* [Exercise brief]: Copy out each line below that has the word "American" in it.

* [Supplied records]:

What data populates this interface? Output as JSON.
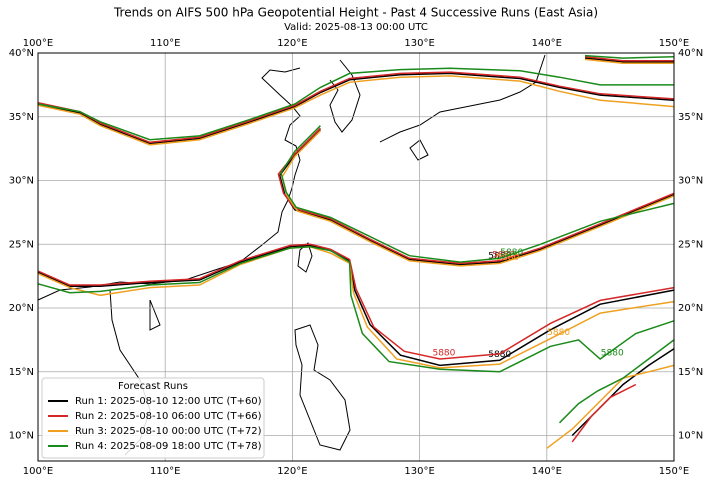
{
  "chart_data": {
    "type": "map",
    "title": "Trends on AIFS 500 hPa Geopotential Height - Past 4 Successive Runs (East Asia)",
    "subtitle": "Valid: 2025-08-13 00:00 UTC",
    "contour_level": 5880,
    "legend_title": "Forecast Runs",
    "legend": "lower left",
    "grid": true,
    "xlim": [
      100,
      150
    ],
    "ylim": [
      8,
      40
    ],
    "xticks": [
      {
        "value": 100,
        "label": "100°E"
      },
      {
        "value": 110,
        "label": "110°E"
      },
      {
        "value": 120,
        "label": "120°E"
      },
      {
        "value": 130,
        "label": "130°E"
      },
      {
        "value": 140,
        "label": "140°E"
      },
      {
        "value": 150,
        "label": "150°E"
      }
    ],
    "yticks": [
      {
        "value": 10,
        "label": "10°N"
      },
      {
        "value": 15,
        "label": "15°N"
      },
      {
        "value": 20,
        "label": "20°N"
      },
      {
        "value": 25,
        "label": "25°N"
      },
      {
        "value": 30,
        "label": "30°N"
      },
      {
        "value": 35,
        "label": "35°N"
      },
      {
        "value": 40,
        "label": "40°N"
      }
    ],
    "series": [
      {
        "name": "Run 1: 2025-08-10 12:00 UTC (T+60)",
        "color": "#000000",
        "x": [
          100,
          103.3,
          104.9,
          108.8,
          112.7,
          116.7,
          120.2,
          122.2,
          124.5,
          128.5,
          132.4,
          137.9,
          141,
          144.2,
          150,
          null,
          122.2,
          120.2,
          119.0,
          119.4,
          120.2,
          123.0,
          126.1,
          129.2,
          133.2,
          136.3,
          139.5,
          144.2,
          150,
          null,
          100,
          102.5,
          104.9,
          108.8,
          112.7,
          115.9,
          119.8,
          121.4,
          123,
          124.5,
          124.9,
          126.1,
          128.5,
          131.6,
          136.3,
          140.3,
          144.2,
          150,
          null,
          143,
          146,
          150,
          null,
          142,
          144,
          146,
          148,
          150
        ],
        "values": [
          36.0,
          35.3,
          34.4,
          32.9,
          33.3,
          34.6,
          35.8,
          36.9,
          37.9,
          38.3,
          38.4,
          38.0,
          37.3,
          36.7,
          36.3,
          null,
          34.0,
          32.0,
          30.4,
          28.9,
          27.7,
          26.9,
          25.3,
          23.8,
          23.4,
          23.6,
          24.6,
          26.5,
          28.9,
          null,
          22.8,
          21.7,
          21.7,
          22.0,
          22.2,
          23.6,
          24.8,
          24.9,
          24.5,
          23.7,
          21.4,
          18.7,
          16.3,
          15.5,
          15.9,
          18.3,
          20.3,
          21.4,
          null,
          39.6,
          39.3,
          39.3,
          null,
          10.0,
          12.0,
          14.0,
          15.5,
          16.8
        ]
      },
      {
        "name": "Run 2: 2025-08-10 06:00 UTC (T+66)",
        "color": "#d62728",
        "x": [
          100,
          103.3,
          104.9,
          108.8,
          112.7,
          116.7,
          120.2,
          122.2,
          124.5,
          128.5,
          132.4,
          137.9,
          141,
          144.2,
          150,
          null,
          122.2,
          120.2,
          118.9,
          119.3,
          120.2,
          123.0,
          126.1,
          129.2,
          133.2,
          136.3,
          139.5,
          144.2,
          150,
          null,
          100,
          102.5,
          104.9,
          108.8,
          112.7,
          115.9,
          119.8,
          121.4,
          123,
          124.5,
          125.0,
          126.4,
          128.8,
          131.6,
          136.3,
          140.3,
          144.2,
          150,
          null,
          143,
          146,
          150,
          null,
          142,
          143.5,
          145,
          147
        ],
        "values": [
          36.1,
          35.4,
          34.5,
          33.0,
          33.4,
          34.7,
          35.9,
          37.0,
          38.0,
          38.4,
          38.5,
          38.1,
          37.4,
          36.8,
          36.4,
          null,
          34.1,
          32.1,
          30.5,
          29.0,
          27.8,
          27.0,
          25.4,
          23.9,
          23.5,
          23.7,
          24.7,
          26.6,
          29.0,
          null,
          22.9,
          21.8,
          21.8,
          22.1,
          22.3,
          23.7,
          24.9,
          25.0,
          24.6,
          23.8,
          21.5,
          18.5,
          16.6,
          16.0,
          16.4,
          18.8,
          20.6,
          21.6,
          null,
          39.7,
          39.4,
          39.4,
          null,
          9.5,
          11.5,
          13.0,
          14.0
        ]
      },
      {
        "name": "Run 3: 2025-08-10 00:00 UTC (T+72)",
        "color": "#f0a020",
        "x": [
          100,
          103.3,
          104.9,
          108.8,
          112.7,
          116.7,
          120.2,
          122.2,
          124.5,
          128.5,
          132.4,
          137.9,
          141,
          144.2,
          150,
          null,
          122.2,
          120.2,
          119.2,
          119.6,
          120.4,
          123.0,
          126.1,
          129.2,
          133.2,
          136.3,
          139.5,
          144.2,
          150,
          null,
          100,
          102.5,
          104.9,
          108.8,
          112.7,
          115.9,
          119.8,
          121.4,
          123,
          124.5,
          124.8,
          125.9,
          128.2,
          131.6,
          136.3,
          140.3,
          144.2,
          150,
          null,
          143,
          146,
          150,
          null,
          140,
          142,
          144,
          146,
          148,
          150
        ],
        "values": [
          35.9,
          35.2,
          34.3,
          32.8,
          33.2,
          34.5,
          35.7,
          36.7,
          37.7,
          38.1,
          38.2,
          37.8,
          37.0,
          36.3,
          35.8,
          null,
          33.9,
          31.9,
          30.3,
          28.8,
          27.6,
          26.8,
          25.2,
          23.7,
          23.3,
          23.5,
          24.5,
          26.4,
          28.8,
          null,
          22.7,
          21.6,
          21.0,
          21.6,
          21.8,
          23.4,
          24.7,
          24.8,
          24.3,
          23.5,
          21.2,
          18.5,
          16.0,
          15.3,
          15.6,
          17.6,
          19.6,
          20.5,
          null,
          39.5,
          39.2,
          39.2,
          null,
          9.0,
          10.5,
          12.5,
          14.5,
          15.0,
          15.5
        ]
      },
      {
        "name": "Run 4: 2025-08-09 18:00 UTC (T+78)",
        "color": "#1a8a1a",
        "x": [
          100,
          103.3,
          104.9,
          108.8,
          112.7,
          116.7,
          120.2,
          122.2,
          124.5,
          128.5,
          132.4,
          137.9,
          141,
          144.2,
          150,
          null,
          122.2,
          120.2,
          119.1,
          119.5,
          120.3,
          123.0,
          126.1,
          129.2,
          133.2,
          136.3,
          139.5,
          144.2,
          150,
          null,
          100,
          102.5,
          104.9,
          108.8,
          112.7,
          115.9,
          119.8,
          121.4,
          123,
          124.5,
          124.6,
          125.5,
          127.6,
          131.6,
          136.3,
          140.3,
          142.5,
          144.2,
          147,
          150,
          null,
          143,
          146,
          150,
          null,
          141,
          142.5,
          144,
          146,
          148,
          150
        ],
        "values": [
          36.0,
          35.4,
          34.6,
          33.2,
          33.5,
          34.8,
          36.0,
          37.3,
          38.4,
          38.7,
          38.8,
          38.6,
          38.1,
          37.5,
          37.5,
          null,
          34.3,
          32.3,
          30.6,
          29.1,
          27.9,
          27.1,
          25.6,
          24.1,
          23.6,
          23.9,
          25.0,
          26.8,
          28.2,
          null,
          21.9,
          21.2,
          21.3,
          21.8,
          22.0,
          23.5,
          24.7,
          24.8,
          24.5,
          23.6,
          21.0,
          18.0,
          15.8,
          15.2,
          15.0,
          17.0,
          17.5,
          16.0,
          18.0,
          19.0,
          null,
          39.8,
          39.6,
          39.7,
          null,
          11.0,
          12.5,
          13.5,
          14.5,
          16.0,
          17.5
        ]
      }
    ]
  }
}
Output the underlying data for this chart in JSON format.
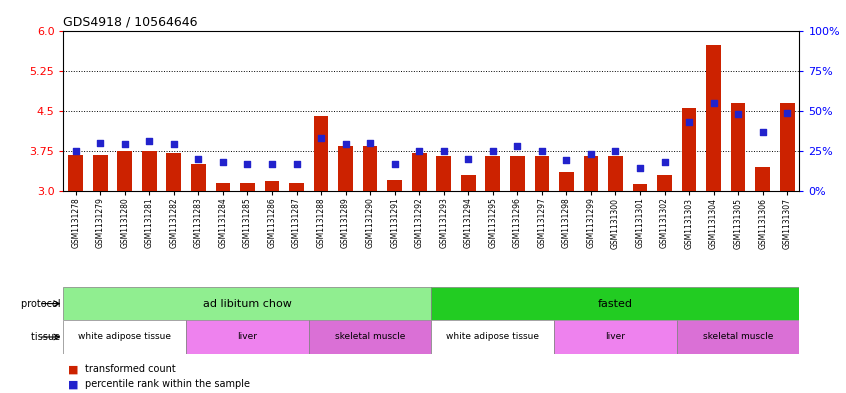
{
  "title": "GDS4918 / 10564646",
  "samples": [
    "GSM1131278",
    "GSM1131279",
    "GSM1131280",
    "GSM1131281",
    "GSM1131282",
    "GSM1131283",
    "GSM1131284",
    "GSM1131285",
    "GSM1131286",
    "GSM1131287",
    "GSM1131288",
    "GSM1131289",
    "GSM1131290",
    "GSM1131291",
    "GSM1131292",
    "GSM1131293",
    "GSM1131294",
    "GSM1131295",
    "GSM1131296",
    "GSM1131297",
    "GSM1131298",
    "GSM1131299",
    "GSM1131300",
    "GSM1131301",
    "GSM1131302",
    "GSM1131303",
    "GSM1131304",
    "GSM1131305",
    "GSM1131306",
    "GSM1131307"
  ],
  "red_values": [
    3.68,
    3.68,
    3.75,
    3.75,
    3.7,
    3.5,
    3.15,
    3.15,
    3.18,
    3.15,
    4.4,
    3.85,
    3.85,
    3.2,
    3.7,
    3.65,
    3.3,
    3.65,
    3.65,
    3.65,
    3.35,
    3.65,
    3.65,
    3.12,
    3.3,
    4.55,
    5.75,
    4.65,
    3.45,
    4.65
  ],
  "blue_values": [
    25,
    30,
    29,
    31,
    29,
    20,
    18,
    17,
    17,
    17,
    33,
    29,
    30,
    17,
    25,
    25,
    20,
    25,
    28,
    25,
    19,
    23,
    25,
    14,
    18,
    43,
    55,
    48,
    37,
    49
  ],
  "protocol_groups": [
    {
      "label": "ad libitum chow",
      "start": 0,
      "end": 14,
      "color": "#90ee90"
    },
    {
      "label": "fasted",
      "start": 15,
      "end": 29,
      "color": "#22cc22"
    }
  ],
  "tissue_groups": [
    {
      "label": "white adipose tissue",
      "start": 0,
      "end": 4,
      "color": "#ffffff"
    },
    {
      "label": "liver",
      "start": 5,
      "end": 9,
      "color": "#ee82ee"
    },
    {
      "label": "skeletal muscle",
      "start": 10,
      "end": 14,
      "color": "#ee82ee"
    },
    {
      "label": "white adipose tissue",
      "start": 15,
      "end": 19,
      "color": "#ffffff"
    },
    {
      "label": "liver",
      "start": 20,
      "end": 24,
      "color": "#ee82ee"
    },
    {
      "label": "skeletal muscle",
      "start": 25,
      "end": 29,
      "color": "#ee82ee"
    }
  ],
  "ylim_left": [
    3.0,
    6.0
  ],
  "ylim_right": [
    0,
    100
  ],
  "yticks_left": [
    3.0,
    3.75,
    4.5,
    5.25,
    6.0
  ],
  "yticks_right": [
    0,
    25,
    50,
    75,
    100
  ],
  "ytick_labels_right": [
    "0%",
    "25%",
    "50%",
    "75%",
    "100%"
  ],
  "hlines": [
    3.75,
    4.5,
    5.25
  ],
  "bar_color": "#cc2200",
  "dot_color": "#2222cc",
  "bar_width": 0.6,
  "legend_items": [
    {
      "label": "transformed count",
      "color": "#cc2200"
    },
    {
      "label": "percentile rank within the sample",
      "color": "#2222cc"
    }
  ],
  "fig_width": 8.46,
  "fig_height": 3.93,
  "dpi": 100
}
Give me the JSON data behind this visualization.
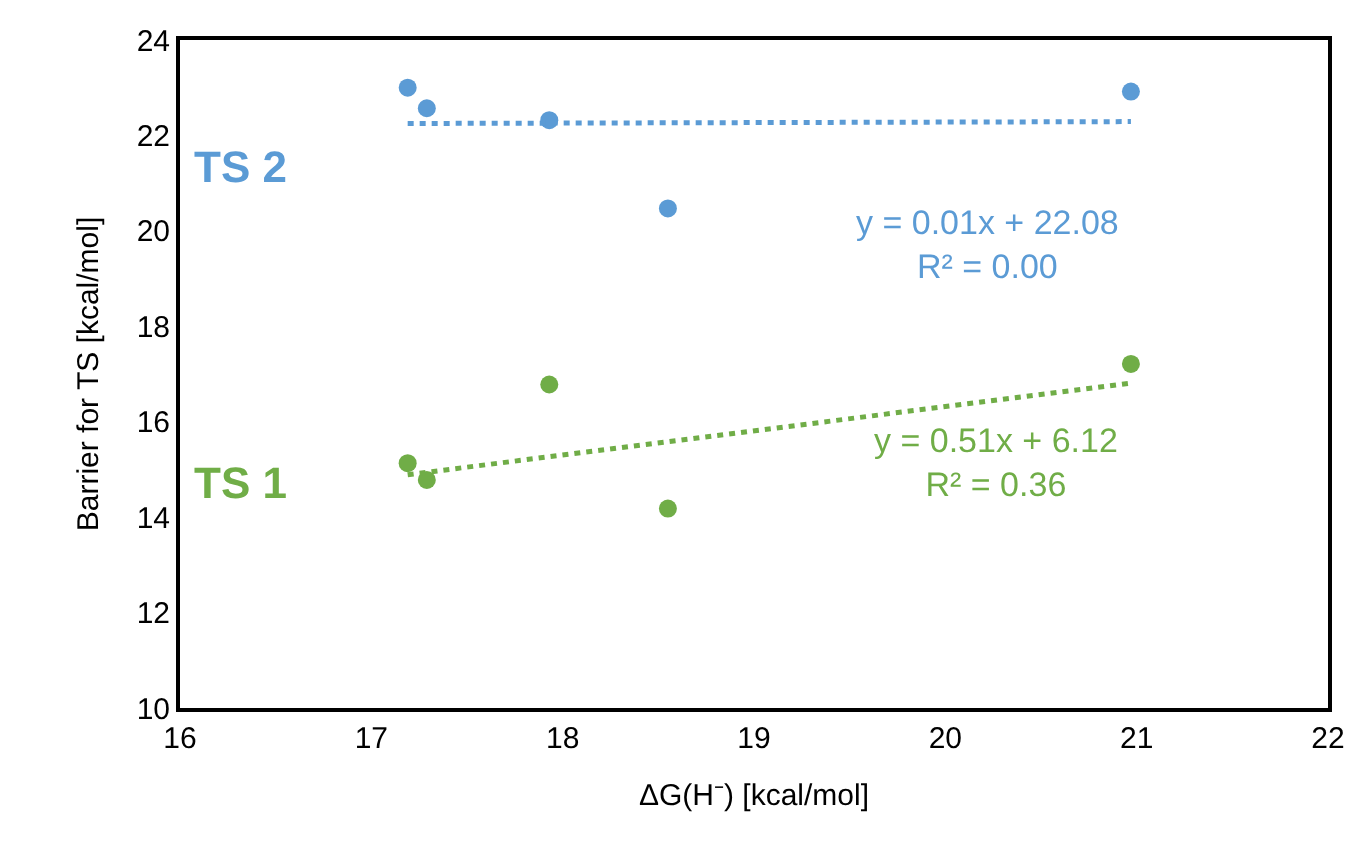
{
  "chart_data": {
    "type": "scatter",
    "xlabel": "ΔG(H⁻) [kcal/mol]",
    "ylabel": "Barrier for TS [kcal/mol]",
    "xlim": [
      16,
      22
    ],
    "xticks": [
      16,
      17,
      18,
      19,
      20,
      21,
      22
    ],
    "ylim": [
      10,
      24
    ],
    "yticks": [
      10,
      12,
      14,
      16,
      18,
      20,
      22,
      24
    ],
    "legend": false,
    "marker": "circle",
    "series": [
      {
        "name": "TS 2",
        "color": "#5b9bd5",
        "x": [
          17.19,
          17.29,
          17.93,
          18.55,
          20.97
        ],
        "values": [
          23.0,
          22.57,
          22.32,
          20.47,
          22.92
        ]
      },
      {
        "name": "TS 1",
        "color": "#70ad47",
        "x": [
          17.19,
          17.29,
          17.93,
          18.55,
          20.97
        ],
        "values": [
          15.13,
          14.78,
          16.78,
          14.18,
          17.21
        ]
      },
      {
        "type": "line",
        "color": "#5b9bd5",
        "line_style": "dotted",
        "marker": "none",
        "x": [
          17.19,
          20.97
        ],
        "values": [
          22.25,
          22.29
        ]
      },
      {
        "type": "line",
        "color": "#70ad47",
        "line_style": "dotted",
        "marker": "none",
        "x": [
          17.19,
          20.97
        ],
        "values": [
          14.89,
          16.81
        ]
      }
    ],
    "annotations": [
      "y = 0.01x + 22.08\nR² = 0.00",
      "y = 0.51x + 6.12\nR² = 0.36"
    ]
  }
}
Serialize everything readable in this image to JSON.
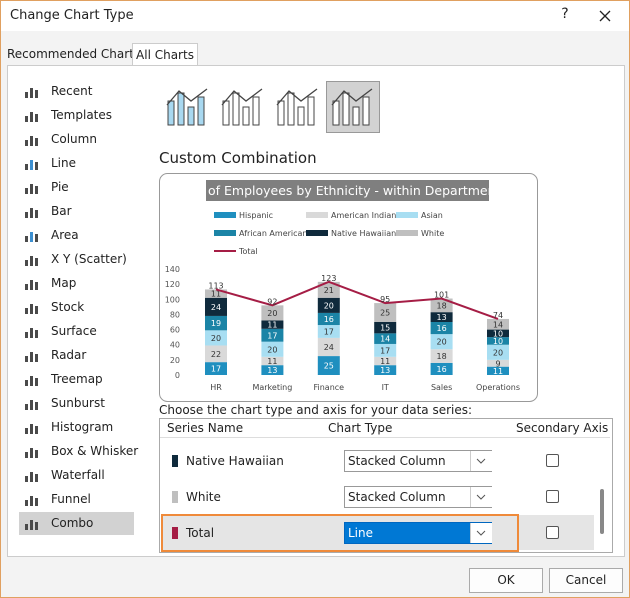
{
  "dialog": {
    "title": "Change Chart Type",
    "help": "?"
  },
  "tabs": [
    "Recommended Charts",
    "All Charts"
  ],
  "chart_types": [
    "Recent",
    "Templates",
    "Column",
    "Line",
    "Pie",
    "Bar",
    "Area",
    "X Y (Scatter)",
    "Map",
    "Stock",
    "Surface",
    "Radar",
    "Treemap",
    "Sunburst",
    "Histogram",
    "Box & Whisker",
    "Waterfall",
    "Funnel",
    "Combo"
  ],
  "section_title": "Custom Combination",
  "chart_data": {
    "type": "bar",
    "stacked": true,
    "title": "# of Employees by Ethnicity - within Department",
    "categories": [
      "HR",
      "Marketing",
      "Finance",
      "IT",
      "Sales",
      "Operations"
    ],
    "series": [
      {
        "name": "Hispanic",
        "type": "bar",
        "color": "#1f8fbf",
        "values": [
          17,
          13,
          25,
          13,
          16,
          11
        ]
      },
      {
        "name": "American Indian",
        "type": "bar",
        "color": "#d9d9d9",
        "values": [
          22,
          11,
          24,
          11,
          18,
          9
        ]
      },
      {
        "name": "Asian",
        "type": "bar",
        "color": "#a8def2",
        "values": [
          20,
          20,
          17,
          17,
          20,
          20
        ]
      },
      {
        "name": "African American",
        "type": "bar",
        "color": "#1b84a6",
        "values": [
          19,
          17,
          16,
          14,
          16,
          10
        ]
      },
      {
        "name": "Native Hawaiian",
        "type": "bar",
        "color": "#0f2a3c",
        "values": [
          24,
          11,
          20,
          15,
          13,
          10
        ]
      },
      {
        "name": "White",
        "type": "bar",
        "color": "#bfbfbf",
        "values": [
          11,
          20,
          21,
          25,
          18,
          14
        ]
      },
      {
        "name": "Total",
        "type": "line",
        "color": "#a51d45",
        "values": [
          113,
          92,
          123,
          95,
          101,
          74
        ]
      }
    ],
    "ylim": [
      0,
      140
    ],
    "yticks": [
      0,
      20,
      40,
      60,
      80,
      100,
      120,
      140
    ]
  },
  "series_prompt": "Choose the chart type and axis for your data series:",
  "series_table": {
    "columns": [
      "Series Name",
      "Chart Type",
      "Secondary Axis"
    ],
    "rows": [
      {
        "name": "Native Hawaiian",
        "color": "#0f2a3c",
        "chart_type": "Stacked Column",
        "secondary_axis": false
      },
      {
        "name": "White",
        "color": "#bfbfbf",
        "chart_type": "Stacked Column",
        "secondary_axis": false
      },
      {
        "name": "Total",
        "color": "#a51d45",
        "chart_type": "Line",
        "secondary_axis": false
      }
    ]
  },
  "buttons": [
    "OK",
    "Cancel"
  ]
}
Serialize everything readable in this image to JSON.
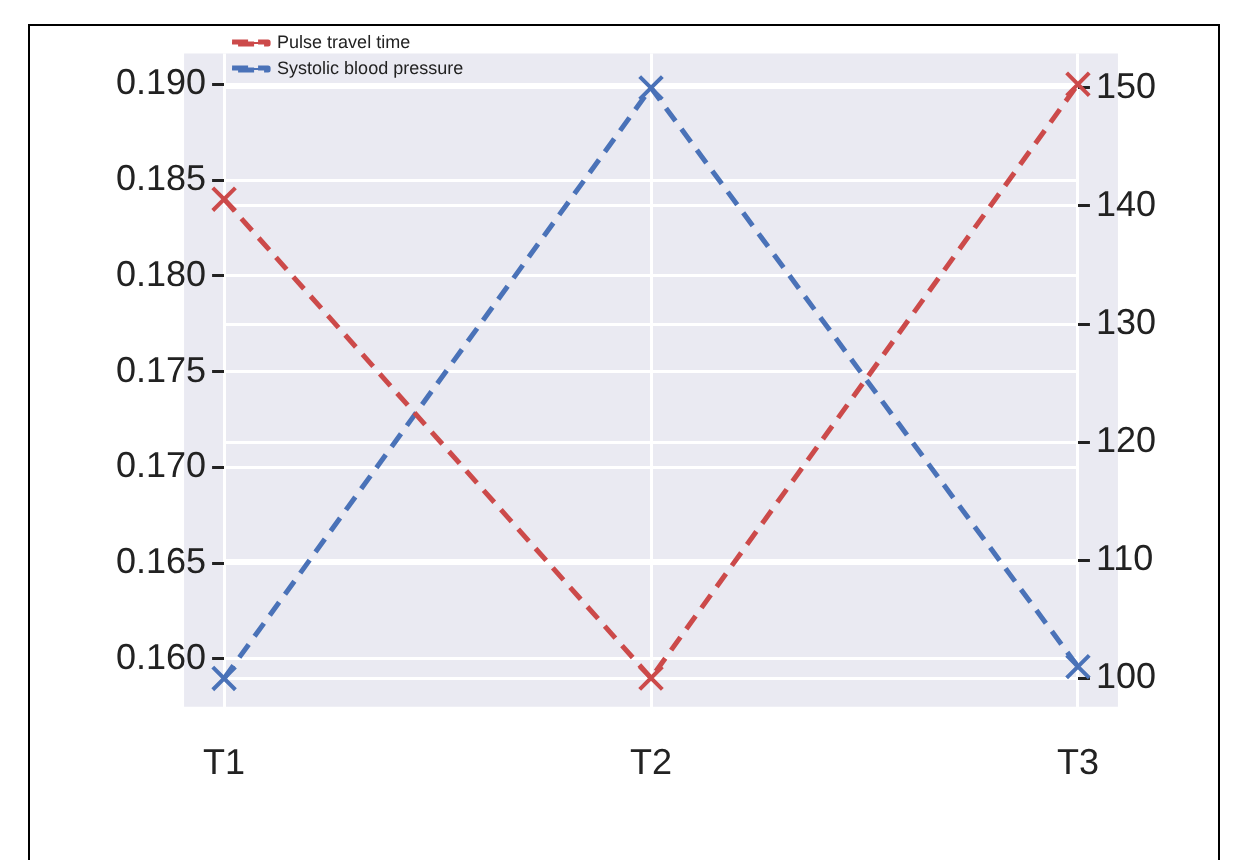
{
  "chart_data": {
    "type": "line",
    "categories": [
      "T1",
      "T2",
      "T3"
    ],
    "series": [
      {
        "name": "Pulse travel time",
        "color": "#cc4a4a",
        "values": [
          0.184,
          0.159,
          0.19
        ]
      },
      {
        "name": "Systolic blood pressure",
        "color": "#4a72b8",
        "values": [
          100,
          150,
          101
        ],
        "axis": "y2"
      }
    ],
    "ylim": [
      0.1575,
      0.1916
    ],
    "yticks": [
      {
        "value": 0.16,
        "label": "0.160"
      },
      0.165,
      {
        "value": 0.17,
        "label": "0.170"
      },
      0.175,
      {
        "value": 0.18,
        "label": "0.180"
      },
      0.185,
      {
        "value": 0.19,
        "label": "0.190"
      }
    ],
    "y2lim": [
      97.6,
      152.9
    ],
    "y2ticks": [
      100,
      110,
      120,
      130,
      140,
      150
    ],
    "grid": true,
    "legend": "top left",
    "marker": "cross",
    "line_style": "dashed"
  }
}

* [Result of the task]:
        "name": "American Indian",
        "name": "African American",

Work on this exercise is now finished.